● **Exercise task**: Images are not part of the copy; transcribe all the data exactly.

──────── Available data

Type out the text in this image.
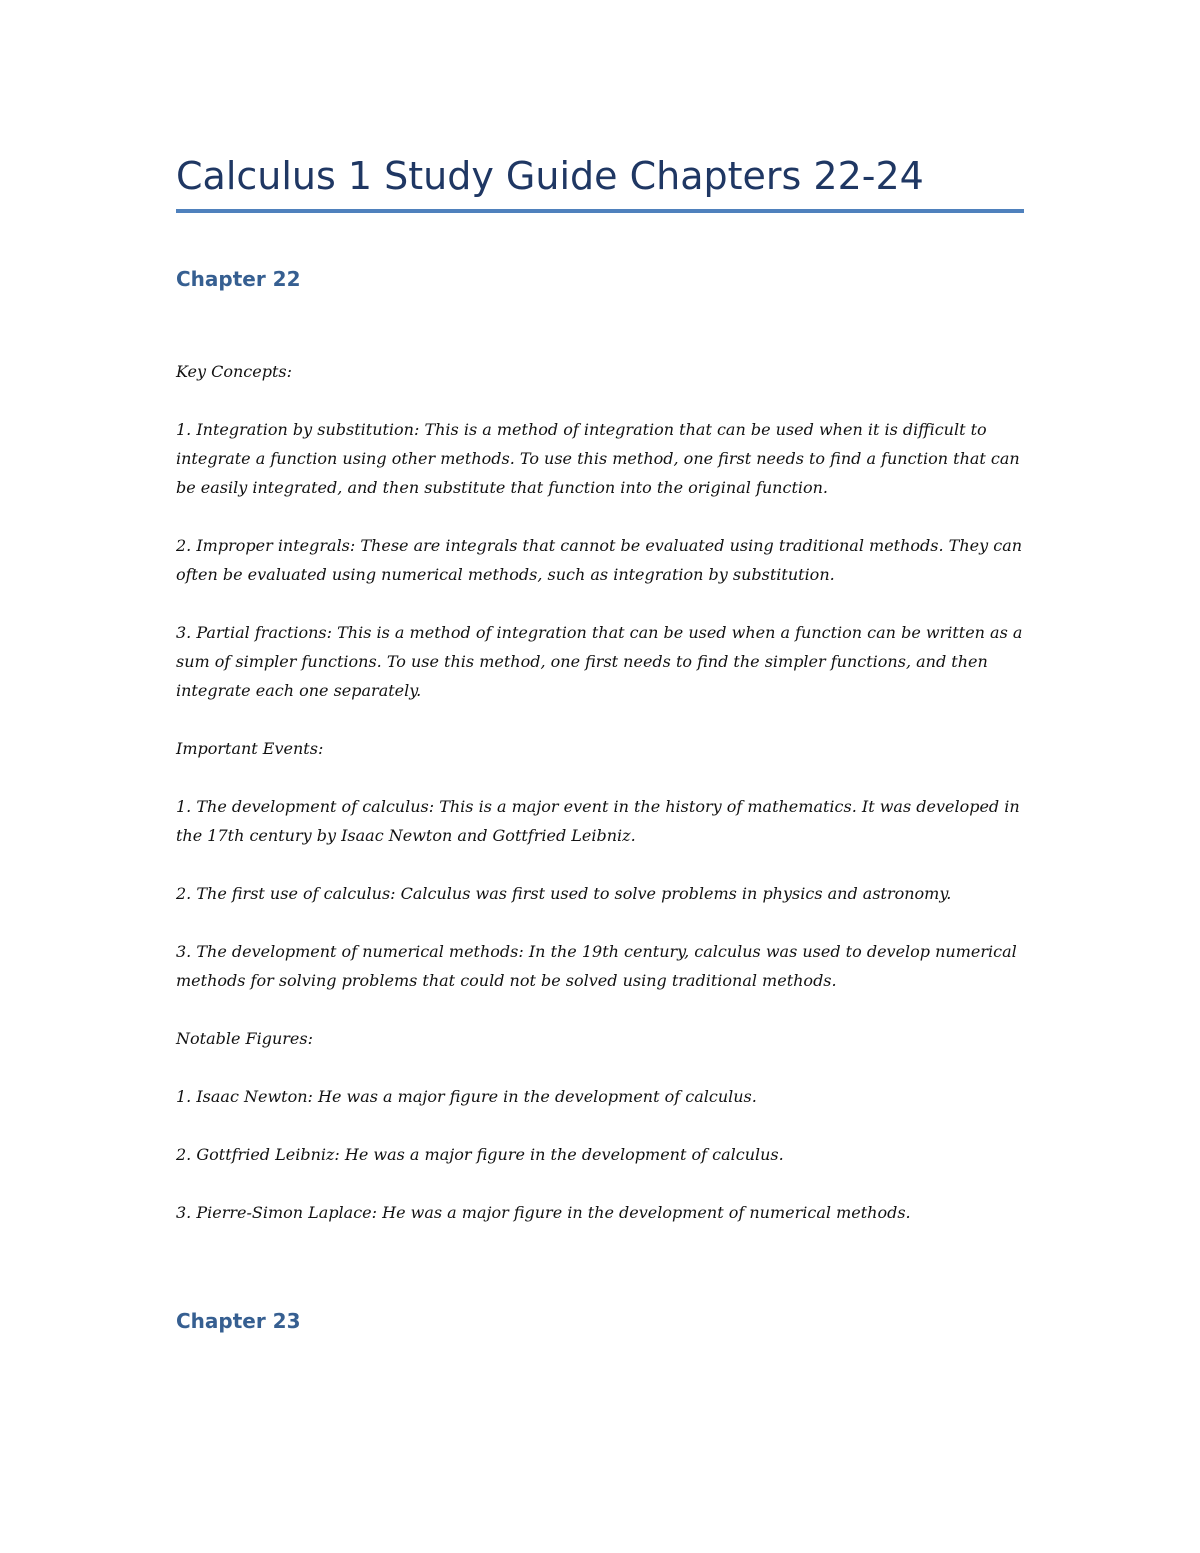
Calculus 1 Study Guide Chapters 22-24
Chapter 22

Key Concepts:

1. Integration by substitution: This is a method of integration that can be used when it is difficult to integrate a function using other methods. To use this method, one first needs to find a function that can be easily integrated, and then substitute that function into the original function.

2. Improper integrals: These are integrals that cannot be evaluated using traditional methods. They can often be evaluated using numerical methods, such as integration by substitution.

3. Partial fractions: This is a method of integration that can be used when a function can be written as a sum of simpler functions. To use this method, one first needs to find the simpler functions, and then integrate each one separately.

Important Events:

1. The development of calculus: This is a major event in the history of mathematics. It was developed in the 17th century by Isaac Newton and Gottfried Leibniz.

2. The first use of calculus: Calculus was first used to solve problems in physics and astronomy.

3. The development of numerical methods: In the 19th century, calculus was used to develop numerical methods for solving problems that could not be solved using traditional methods.

Notable Figures:

1. Isaac Newton: He was a major figure in the development of calculus.

2. Gottfried Leibniz: He was a major figure in the development of calculus.

3. Pierre-Simon Laplace: He was a major figure in the development of numerical methods.

Chapter 23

────────────────

● **Solution for this problem**:
Type out the text in this image.
Calculus 1 Study Guide Chapters 22-24
Chapter 22

Key Concepts:

1. Integration by substitution: This is a method of integration that can be used when it is difficult to integrate a function using other methods. To use this method, one first needs to find a function that can be easily integrated, and then substitute that function into the original function.

2. Improper integrals: These are integrals that cannot be evaluated using traditional methods. They can often be evaluated using numerical methods, such as integration by substitution.

3. Partial fractions: This is a method of integration that can be used when a function can be written as a sum of simpler functions. To use this method, one first needs to find the simpler functions, and then integrate each one separately.

Important Events:

1. The development of calculus: This is a major event in the history of mathematics. It was developed in the 17th century by Isaac Newton and Gottfried Leibniz.

2. The first use of calculus: Calculus was first used to solve problems in physics and astronomy.

3. The development of numerical methods: In the 19th century, calculus was used to develop numerical methods for solving problems that could not be solved using traditional methods.

Notable Figures:

1. Isaac Newton: He was a major figure in the development of calculus.

2. Gottfried Leibniz: He was a major figure in the development of calculus.

3. Pierre-Simon Laplace: He was a major figure in the development of numerical methods.

Chapter 23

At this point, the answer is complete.